Directive:
Copy out each line of the data holding "Water".

Records supplied:
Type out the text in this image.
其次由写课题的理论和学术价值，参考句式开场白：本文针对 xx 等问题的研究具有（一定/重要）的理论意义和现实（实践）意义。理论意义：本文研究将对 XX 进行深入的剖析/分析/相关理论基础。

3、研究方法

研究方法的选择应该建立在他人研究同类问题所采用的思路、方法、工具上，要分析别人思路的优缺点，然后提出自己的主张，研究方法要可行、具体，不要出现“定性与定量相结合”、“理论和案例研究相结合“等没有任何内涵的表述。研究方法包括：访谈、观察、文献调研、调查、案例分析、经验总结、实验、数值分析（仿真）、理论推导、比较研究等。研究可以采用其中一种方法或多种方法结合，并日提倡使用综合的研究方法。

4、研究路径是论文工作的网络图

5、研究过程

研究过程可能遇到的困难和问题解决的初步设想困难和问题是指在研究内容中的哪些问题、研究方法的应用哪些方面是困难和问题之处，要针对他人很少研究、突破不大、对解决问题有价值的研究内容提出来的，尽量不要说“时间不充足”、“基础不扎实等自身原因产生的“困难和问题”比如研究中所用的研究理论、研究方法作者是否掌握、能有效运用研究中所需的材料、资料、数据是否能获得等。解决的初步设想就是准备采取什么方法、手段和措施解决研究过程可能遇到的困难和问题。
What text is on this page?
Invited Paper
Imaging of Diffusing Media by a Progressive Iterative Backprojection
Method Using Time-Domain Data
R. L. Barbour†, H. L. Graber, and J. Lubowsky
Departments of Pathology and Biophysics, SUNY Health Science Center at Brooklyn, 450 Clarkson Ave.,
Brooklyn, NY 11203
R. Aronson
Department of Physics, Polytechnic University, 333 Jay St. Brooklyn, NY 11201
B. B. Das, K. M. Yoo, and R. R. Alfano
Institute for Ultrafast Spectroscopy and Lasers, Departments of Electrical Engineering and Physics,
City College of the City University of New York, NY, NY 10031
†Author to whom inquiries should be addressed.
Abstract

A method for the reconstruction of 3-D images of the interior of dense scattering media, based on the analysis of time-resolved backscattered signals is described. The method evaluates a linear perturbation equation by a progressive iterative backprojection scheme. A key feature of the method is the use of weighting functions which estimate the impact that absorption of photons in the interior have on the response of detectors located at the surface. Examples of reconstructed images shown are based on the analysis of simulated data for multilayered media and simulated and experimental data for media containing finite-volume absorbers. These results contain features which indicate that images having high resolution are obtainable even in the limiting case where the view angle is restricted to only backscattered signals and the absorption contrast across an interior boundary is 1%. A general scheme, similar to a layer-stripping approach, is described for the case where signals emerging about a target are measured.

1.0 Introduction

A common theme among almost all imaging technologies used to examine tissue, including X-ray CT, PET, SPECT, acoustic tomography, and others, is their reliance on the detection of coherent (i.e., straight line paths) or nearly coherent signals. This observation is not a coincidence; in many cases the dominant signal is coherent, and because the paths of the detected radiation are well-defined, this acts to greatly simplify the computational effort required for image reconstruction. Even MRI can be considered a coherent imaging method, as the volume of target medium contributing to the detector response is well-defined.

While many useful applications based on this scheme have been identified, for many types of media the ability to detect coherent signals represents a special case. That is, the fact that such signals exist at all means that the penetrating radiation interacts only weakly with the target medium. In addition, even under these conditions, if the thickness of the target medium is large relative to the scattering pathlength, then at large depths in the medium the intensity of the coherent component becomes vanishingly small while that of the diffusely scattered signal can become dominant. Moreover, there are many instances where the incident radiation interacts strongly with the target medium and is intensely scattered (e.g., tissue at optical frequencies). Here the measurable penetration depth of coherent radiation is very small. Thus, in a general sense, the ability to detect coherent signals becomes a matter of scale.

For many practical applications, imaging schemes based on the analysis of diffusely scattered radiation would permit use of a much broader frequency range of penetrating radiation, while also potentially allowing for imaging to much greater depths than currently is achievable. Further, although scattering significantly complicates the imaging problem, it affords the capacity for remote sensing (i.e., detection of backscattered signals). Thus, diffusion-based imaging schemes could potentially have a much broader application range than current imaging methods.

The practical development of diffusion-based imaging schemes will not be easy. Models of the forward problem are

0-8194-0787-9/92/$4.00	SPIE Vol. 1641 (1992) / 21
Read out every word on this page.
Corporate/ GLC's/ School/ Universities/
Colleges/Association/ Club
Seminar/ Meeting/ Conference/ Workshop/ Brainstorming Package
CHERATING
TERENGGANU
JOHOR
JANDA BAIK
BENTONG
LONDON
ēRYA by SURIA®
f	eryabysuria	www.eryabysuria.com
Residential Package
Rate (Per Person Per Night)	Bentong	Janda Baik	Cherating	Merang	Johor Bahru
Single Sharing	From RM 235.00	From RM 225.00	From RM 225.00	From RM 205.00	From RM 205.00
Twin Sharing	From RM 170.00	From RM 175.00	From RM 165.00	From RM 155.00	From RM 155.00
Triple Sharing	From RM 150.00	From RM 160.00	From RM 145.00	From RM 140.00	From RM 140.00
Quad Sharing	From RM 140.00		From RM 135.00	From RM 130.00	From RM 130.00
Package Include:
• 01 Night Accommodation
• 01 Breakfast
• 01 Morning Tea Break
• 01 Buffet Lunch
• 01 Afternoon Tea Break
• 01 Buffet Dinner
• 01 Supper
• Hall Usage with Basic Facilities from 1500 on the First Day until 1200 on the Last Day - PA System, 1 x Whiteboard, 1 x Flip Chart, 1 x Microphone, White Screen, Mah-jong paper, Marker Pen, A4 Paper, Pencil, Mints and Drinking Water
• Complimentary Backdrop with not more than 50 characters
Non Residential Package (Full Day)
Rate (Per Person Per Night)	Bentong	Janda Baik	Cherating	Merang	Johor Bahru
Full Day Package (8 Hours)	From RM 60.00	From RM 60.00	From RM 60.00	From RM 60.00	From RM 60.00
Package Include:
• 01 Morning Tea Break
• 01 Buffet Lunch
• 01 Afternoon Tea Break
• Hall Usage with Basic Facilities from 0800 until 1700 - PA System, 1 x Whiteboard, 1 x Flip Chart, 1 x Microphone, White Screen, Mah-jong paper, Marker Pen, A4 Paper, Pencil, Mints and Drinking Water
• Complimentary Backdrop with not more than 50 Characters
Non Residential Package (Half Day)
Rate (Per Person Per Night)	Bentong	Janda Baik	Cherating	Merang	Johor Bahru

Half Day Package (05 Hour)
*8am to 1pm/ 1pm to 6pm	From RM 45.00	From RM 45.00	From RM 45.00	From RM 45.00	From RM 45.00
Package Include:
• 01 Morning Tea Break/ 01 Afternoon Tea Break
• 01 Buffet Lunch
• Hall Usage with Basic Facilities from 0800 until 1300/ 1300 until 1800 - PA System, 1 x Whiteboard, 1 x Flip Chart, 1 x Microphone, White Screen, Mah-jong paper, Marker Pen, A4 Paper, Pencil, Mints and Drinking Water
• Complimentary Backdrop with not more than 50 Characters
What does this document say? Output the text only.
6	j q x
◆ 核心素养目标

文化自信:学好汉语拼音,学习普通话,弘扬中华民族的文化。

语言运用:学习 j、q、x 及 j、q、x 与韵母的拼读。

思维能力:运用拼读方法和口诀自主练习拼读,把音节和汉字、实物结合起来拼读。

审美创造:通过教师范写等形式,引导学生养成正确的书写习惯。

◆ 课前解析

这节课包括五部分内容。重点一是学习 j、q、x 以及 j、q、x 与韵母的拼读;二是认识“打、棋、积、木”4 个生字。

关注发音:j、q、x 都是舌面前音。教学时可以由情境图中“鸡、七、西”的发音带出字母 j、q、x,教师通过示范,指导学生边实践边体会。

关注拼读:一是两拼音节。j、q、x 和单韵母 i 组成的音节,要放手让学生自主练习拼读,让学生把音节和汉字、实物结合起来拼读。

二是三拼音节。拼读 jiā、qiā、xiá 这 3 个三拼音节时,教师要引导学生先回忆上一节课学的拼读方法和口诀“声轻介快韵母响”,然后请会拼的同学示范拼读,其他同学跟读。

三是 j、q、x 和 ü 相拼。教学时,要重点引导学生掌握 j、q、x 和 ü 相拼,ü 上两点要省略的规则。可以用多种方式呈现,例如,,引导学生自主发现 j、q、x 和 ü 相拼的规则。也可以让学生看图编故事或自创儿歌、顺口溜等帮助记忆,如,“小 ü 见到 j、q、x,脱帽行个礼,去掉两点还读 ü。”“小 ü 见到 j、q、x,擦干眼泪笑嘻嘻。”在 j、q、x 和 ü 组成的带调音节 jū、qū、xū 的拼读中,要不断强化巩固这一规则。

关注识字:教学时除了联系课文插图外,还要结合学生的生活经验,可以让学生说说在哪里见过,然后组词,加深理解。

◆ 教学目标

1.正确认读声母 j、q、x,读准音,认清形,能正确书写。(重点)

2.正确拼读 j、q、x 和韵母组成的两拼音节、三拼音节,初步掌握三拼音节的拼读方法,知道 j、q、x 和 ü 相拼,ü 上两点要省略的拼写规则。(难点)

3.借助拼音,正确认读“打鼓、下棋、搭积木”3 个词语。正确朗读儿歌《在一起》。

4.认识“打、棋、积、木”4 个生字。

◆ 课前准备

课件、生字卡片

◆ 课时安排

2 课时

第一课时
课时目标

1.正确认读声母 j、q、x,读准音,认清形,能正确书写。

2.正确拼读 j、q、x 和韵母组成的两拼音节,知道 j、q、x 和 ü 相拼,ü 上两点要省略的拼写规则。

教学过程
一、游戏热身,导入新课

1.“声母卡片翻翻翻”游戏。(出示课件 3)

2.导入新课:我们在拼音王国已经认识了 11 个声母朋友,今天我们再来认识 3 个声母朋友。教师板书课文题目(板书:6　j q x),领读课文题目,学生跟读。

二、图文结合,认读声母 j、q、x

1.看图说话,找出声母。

Output of the exercise:
• Hall Usage with Basic Facilities from 1500 on the First Day until 1200 on the Last Day - PA System, 1 x Whiteboard, 1 x Flip Chart, 1 x Microphone, White Screen, Mah-jong paper, Marker Pen, A4 Paper, Pencil, Mints and Drinking Water
• Hall Usage with Basic Facilities from 0800 until 1700 - PA System, 1 x Whiteboard, 1 x Flip Chart, 1 x Microphone, White Screen, Mah-jong paper, Marker Pen, A4 Paper, Pencil, Mints and Drinking Water
• Hall Usage with Basic Facilities from 0800 until 1300/ 1300 until 1800 - PA System, 1 x Whiteboard, 1 x Flip Chart, 1 x Microphone, White Screen, Mah-jong paper, Marker Pen, A4 Paper, Pencil, Mints and Drinking Water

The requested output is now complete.